**Supplied information:**
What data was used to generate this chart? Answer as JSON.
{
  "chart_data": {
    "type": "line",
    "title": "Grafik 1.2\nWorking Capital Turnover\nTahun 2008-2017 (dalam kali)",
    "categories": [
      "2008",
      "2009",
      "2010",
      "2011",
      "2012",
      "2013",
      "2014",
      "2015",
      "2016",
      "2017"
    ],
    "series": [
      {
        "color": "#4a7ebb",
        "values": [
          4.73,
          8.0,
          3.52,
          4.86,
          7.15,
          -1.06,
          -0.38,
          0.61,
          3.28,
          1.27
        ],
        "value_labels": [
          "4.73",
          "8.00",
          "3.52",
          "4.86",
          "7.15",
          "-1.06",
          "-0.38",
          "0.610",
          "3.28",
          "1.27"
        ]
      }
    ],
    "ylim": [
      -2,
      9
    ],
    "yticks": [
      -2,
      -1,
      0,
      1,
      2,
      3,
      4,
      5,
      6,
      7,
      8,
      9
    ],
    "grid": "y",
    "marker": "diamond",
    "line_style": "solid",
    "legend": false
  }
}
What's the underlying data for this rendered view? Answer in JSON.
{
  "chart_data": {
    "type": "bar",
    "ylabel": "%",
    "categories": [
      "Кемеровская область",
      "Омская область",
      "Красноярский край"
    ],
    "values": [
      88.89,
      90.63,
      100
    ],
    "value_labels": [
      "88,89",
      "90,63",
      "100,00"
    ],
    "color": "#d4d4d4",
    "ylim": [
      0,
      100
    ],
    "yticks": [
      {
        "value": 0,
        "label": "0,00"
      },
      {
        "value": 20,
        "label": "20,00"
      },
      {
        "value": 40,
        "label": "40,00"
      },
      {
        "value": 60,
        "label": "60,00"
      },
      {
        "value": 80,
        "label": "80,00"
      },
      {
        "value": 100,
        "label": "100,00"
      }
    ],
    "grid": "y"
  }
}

**Task statement:** From the records above, extract everything verbatim.

**Solution to the exercise:**
What data was used to generate this chart? Answer as JSON.
{
  "chart_data": {
    "type": "line",
    "title": "Grafik 1.2\nWorking Capital Turnover\nTahun 2008-2017 (dalam kali)",
    "categories": [
      "2008",
      "2009",
      "2010",
      "2011",
      "2012",
      "2013",
      "2014",
      "2015",
      "2016",
      "2017"
    ],
    "series": [
      {
        "color": "#4a7ebb",
        "values": [
          4.73,
          8.0,
          3.52,
          4.86,
          7.15,
          -1.06,
          -0.38,
          0.61,
          3.28,
          1.27
        ],
        "value_labels": [
          "4.73",
          "8.00",
          "3.52",
          "4.86",
          "7.15",
          "-1.06",
          "-0.38",
          "0.610",
          "3.28",
          "1.27"
        ]
      }
    ],
    "ylim": [
      -2,
      9
    ],
    "yticks": [
      -2,
      -1,
      0,
      1,
      2,
      3,
      4,
      5,
      6,
      7,
      8,
      9
    ],
    "grid": "y",
    "marker": "diamond",
    "line_style": "solid",
    "legend": false
  }
}
What's the underlying data for this rendered view? Answer in JSON.
{
  "chart_data": {
    "type": "bar",
    "ylabel": "%",
    "categories": [
      "Кемеровская область",
      "Омская область",
      "Красноярский край"
    ],
    "values": [
      88.89,
      90.63,
      100
    ],
    "value_labels": [
      "88,89",
      "90,63",
      "100,00"
    ],
    "color": "#d4d4d4",
    "ylim": [
      0,
      100
    ],
    "yticks": [
      {
        "value": 0,
        "label": "0,00"
      },
      {
        "value": 20,
        "label": "20,00"
      },
      {
        "value": 40,
        "label": "40,00"
      },
      {
        "value": 60,
        "label": "60,00"
      },
      {
        "value": 80,
        "label": "80,00"
      },
      {
        "value": 100,
        "label": "100,00"
      }
    ],
    "grid": "y"
  }
}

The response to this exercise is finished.